Stored dataset items
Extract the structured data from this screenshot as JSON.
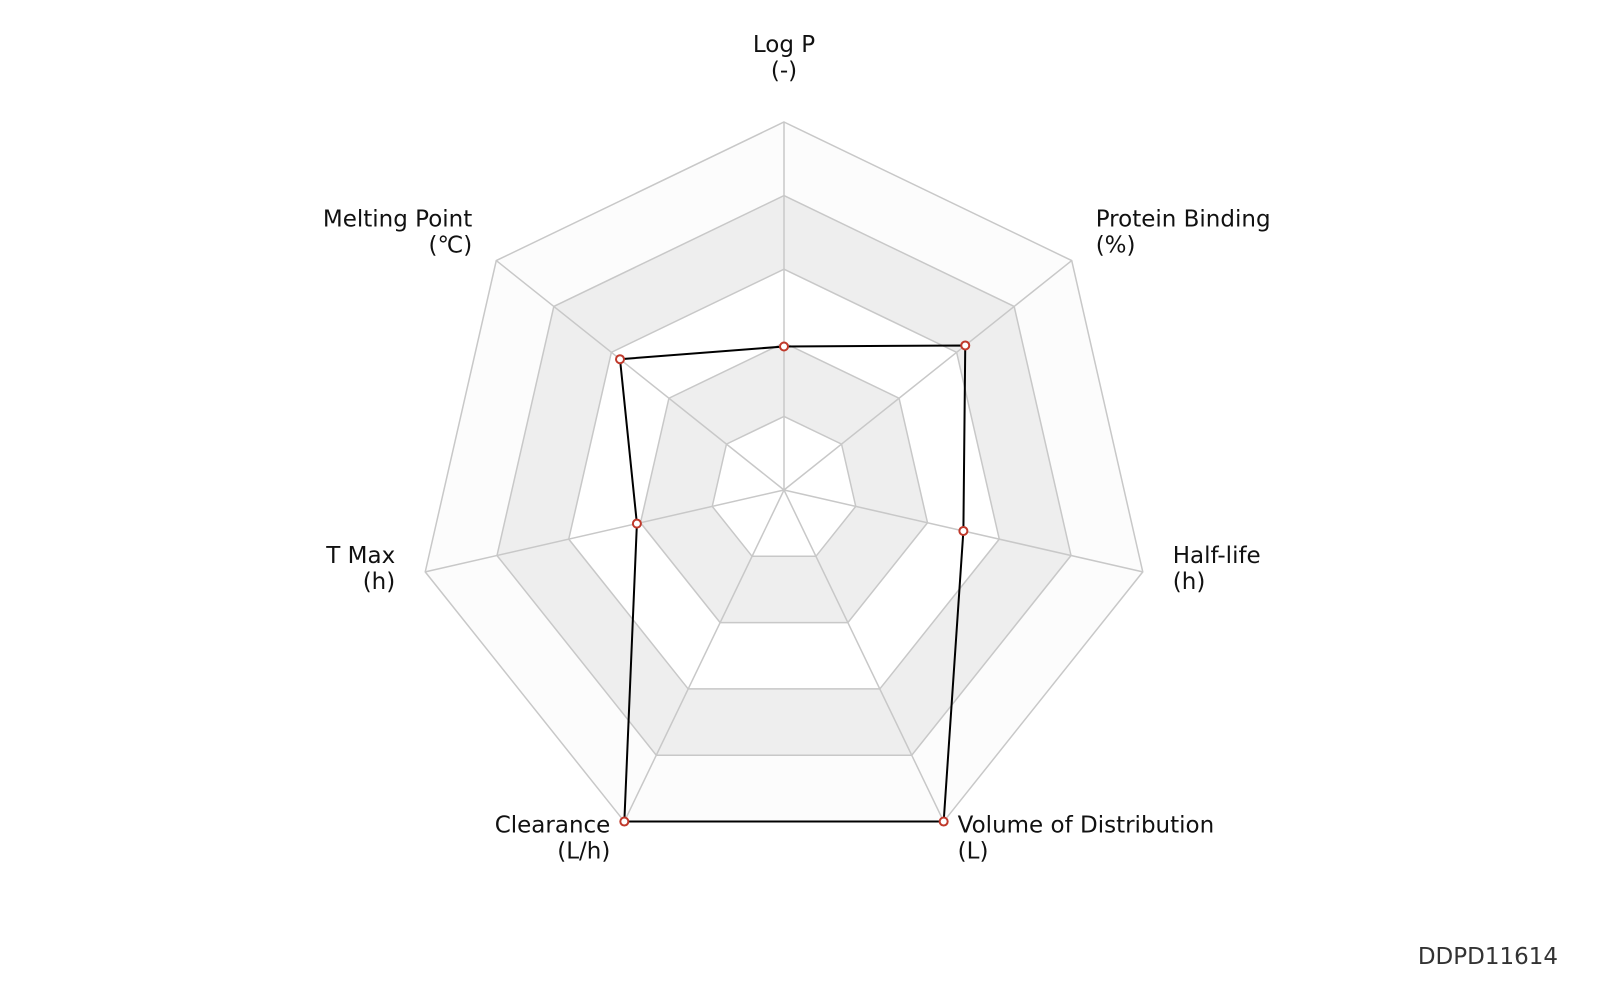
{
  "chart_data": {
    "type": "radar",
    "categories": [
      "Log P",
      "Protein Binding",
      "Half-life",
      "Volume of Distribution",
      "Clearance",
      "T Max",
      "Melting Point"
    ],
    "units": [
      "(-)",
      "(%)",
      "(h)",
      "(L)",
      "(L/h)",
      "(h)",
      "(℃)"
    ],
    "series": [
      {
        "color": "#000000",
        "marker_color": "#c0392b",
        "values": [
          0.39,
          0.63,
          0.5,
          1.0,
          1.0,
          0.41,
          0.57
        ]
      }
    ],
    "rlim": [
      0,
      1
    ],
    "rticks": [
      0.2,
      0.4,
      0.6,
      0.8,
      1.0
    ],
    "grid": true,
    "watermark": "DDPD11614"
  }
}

...

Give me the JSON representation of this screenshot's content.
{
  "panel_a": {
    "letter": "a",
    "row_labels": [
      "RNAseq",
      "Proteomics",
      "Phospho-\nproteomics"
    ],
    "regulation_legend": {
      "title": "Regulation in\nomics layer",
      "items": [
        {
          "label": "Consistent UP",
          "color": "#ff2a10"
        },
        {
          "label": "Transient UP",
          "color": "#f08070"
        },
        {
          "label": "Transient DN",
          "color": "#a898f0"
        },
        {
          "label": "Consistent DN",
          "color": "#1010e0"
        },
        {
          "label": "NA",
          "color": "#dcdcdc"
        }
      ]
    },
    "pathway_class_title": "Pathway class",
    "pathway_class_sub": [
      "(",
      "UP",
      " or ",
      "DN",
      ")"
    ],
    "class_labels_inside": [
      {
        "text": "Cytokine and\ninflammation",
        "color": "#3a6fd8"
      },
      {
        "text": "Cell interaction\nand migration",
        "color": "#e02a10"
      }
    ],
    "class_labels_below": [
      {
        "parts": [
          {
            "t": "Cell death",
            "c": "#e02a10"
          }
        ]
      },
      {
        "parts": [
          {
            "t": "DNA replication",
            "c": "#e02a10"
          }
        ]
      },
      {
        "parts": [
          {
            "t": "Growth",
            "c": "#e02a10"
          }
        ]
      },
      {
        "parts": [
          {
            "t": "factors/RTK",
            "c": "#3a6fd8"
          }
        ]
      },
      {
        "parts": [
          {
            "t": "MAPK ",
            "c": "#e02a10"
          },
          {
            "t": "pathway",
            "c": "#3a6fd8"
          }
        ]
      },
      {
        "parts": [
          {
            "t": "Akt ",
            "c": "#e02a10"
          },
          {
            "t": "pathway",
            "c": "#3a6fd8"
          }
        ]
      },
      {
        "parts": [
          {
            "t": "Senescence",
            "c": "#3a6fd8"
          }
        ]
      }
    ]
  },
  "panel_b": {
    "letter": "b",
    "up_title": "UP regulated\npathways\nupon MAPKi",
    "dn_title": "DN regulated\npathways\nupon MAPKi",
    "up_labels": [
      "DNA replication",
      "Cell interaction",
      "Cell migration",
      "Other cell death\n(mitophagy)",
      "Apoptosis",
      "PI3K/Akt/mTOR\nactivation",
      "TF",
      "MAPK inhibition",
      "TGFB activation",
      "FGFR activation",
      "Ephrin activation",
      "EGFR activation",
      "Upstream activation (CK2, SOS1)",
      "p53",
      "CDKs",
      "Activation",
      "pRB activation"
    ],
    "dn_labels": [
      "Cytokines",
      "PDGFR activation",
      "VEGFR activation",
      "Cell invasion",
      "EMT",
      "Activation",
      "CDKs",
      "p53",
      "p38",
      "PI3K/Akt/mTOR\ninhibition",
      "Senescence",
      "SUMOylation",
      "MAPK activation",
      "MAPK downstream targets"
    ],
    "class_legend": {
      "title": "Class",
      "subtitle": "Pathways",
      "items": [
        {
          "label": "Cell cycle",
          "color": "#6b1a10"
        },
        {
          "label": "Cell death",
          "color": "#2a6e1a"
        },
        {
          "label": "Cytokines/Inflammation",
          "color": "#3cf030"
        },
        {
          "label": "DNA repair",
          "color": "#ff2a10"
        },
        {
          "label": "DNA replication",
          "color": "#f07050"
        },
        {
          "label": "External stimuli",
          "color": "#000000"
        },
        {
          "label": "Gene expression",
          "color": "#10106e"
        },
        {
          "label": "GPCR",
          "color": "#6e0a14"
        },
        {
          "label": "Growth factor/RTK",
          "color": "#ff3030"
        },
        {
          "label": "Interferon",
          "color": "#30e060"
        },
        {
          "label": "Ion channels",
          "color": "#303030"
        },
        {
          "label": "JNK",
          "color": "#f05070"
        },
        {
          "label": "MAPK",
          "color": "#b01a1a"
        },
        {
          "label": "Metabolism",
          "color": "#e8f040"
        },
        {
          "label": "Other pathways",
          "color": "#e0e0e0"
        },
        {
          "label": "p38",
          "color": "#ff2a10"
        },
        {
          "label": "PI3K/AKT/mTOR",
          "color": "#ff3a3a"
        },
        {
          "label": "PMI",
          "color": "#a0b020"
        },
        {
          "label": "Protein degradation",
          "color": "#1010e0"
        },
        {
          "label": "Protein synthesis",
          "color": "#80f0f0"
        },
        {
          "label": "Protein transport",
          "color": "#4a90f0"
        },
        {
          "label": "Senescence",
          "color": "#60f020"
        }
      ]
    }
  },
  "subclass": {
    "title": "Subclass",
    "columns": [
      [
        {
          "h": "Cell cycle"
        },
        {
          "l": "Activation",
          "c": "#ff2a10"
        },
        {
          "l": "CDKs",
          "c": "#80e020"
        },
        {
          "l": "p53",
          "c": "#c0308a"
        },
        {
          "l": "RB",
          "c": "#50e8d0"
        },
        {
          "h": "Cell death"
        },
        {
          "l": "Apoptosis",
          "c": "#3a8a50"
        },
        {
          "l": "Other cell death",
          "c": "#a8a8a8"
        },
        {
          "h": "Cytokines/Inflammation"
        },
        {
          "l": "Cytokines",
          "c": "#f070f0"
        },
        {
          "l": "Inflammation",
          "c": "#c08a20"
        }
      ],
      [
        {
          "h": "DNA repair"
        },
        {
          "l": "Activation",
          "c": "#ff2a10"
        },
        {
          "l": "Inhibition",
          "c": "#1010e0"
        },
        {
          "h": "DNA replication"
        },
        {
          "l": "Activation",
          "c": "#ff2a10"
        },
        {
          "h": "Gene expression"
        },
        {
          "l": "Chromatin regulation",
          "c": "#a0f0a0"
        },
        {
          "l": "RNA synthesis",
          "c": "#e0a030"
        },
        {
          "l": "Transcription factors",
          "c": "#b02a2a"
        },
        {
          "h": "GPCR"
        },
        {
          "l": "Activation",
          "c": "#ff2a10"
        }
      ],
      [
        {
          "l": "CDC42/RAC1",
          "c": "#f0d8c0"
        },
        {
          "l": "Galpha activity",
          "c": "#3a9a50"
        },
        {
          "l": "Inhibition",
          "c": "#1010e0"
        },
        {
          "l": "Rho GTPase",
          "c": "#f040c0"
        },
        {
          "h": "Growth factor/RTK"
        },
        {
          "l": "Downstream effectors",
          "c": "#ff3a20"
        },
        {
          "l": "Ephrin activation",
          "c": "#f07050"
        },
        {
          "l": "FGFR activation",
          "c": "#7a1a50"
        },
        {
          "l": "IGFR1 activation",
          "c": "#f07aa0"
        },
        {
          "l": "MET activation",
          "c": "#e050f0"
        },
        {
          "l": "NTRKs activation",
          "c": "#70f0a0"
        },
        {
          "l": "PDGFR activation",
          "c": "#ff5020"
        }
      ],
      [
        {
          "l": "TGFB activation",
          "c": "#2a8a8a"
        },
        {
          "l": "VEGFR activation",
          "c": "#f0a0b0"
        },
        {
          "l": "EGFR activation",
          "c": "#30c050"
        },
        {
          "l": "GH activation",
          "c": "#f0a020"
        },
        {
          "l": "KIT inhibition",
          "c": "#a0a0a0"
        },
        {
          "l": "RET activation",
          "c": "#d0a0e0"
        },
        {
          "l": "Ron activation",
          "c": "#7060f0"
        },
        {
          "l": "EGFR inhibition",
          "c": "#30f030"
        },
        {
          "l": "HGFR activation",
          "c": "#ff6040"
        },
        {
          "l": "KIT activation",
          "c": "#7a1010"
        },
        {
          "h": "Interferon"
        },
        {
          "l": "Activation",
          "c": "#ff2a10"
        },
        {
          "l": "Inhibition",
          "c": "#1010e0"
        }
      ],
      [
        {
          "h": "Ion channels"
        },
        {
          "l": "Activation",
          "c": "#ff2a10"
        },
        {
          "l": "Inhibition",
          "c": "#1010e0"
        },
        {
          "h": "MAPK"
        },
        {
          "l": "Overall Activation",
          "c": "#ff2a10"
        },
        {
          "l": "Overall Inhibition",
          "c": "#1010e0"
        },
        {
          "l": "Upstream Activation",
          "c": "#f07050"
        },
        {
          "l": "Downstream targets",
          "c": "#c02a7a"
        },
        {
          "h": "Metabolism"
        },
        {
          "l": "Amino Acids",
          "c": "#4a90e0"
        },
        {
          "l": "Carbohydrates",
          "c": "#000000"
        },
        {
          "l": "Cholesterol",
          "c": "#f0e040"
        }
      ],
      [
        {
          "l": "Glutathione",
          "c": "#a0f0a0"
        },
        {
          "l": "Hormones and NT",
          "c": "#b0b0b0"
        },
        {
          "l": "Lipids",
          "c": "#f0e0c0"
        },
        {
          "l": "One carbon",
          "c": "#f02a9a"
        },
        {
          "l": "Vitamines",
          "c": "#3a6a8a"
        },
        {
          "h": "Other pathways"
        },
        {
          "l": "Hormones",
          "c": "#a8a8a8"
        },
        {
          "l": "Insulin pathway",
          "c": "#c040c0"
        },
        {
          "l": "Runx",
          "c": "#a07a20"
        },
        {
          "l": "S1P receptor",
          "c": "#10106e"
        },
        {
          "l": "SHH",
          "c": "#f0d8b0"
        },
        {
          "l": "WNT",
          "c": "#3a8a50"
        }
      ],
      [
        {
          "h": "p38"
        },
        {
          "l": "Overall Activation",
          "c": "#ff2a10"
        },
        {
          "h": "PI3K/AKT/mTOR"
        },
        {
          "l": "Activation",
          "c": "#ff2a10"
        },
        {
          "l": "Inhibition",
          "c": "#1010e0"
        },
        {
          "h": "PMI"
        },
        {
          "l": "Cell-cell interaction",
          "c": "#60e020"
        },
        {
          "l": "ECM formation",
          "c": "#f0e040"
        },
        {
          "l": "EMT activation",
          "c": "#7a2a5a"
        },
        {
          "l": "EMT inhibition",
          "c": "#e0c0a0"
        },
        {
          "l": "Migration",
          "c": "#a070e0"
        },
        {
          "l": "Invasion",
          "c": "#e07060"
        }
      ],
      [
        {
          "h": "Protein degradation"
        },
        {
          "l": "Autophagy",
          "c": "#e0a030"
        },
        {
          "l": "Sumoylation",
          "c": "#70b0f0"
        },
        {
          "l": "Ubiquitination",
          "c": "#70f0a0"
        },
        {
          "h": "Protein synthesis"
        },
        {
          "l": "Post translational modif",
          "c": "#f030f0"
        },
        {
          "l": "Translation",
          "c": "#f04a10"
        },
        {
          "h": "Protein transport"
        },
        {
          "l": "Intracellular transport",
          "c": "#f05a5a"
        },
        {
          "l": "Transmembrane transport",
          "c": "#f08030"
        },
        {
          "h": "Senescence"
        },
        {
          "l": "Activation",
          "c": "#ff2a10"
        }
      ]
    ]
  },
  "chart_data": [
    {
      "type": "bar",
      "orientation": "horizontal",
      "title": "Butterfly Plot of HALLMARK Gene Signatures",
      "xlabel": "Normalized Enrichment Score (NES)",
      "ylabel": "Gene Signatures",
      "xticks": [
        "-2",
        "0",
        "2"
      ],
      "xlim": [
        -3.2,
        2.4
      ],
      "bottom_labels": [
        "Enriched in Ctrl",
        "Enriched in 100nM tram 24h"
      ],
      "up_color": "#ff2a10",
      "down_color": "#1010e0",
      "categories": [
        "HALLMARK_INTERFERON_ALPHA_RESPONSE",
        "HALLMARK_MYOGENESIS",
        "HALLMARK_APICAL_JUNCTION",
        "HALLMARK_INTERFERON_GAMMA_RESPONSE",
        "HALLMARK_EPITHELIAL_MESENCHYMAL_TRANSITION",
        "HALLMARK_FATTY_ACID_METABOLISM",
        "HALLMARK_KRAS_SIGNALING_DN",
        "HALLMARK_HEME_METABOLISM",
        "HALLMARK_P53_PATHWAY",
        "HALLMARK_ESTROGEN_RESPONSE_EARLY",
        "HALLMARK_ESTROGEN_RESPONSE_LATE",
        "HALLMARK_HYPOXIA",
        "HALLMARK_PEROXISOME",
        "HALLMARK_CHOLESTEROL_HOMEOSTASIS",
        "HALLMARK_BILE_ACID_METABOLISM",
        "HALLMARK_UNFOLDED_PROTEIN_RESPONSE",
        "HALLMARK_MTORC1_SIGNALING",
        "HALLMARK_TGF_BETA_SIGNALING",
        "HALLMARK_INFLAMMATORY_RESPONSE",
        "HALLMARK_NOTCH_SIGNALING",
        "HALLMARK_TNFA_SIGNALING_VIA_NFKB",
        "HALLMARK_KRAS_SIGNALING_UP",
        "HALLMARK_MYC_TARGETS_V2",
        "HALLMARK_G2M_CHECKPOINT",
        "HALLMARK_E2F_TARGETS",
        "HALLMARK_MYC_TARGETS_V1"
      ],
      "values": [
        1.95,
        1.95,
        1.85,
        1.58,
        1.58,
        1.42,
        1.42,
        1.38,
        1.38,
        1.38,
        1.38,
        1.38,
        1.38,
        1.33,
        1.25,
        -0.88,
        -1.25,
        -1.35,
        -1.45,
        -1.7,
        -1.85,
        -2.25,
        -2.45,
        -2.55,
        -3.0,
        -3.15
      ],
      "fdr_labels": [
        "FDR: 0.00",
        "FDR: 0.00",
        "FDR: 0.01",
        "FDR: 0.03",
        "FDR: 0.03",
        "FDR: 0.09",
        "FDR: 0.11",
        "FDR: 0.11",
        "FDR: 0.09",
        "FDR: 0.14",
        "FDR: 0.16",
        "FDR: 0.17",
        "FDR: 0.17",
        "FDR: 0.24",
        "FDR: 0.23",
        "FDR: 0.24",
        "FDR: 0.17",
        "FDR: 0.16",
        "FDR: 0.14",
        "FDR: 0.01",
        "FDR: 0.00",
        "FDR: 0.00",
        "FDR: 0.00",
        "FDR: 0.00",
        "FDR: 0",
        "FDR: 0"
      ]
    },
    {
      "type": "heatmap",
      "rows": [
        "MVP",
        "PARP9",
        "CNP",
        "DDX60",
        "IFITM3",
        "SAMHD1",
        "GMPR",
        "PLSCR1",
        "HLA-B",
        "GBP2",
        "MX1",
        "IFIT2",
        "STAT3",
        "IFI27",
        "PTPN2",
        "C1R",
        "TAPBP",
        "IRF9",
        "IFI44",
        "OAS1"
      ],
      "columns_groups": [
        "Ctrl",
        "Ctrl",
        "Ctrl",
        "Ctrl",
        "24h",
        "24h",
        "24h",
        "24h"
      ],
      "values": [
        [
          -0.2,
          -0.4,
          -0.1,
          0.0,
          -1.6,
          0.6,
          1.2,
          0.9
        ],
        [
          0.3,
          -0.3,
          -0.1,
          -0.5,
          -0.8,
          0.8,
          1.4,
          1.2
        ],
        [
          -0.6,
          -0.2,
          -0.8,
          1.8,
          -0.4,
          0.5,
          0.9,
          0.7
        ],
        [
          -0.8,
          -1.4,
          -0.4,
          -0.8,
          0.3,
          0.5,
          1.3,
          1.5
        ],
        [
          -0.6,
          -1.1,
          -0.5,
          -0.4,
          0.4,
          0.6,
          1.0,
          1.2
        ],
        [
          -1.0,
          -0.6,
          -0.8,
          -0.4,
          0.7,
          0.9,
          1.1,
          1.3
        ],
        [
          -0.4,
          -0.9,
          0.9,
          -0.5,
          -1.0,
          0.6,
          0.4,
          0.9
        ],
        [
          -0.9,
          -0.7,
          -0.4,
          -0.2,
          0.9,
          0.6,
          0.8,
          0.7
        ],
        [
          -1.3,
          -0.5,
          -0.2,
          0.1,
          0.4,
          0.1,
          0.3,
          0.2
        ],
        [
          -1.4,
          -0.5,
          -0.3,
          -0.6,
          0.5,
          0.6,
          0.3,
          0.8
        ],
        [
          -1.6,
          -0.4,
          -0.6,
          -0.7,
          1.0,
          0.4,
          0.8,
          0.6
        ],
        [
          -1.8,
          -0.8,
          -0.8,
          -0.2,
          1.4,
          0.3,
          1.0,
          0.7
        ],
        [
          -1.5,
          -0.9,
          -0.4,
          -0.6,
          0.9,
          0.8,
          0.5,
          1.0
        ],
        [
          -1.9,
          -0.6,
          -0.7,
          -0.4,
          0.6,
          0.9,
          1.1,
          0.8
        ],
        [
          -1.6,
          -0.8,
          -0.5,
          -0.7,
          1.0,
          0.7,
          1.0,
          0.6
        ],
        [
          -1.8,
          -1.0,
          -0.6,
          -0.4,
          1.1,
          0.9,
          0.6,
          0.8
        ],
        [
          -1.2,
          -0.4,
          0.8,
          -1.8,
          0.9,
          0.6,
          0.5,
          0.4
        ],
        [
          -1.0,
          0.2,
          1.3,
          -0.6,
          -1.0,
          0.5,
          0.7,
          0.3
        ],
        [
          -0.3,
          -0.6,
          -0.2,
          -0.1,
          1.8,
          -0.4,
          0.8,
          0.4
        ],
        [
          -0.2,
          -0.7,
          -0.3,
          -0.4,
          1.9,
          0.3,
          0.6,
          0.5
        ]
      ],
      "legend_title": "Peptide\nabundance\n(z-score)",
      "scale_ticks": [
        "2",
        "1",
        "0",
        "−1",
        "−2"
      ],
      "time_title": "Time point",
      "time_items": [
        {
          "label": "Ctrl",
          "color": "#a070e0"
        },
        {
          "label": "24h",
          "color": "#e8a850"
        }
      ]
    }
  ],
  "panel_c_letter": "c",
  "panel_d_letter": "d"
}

...

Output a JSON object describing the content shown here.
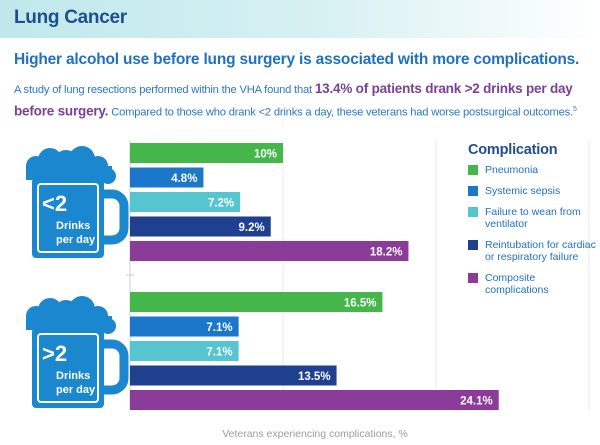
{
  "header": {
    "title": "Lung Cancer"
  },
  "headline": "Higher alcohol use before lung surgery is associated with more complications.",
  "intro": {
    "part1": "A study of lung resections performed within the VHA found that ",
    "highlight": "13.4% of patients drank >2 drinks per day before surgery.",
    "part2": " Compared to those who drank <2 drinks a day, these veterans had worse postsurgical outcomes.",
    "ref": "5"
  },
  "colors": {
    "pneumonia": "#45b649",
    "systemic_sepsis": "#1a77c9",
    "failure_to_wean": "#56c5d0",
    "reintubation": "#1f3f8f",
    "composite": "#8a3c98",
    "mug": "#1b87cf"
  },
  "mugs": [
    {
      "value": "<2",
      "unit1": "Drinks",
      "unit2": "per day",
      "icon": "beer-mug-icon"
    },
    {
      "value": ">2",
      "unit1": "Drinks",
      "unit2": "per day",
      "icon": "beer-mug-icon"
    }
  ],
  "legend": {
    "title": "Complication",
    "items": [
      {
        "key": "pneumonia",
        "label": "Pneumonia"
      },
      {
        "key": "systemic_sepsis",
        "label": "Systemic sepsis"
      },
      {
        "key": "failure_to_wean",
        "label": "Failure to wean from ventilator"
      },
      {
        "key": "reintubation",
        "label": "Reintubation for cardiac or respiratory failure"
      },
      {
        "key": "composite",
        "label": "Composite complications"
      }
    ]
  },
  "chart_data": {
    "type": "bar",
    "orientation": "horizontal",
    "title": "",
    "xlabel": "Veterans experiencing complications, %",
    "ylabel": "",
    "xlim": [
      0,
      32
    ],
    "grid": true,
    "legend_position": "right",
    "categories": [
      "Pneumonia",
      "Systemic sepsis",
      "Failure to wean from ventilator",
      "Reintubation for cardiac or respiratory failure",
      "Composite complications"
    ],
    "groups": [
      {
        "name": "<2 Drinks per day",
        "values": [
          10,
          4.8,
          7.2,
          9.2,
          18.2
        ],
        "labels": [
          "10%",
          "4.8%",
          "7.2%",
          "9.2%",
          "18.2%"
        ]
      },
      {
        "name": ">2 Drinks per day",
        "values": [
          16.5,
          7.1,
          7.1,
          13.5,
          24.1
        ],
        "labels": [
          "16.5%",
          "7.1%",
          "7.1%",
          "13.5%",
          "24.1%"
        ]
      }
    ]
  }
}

#### Task statement
Say the number of data lines holding "Senescence", without any other words.

#### Answer section
4